**THE EXERCISE**
Your task is to filter the data below down to the lines holding "gases".

**INPUT RECORDS**
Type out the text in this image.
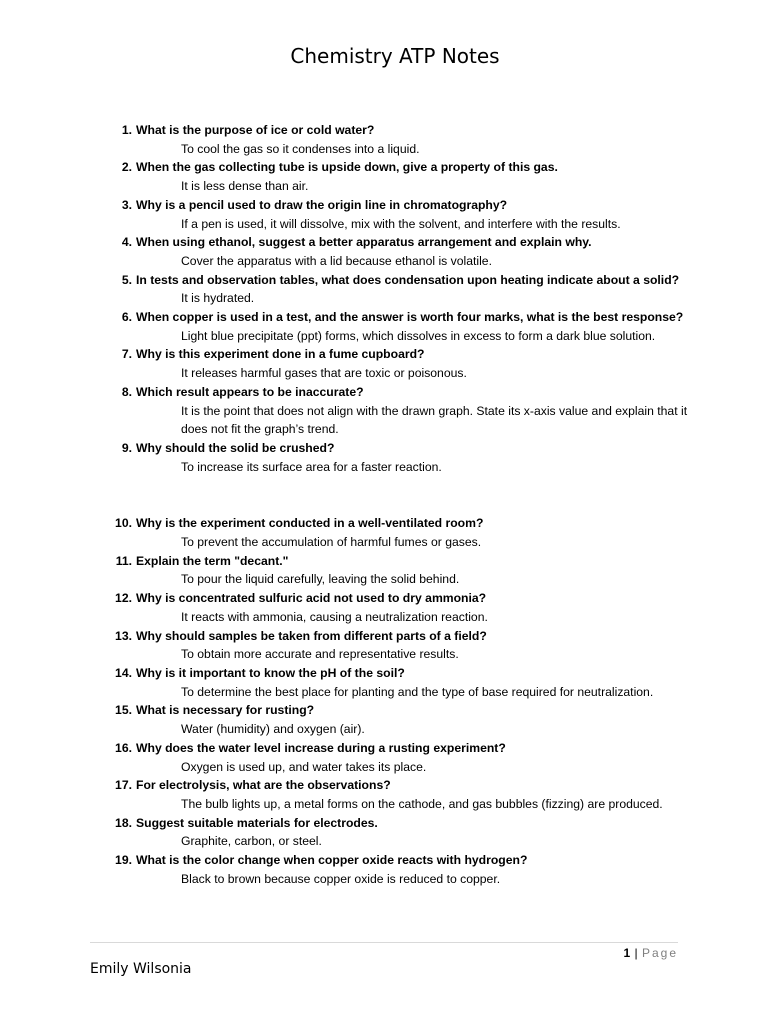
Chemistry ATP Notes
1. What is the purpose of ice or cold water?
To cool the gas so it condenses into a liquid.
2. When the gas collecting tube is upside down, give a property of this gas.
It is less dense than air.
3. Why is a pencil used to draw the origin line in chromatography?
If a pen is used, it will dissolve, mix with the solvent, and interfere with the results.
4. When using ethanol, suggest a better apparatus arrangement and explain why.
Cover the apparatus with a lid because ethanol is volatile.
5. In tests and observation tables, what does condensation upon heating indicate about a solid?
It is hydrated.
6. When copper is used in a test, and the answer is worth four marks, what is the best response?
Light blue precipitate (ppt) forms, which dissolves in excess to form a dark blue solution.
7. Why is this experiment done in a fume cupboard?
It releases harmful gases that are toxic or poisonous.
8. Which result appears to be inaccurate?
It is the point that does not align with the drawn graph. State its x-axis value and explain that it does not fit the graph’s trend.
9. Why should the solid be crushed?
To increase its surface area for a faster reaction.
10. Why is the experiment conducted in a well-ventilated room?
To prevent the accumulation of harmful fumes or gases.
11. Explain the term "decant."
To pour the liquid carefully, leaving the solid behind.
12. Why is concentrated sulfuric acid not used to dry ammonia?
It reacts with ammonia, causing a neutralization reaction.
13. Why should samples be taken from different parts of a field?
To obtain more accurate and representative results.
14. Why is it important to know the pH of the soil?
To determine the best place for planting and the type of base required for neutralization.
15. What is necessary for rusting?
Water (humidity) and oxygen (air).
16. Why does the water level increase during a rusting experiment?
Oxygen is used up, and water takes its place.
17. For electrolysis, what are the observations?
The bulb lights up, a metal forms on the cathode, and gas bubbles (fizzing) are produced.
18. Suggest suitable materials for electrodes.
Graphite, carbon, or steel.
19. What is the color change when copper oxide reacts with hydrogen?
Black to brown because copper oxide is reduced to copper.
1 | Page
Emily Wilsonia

**ANSWER TO THIS EXERCISE**
It releases harmful gases that are toxic or poisonous.
To prevent the accumulation of harmful fumes or gases.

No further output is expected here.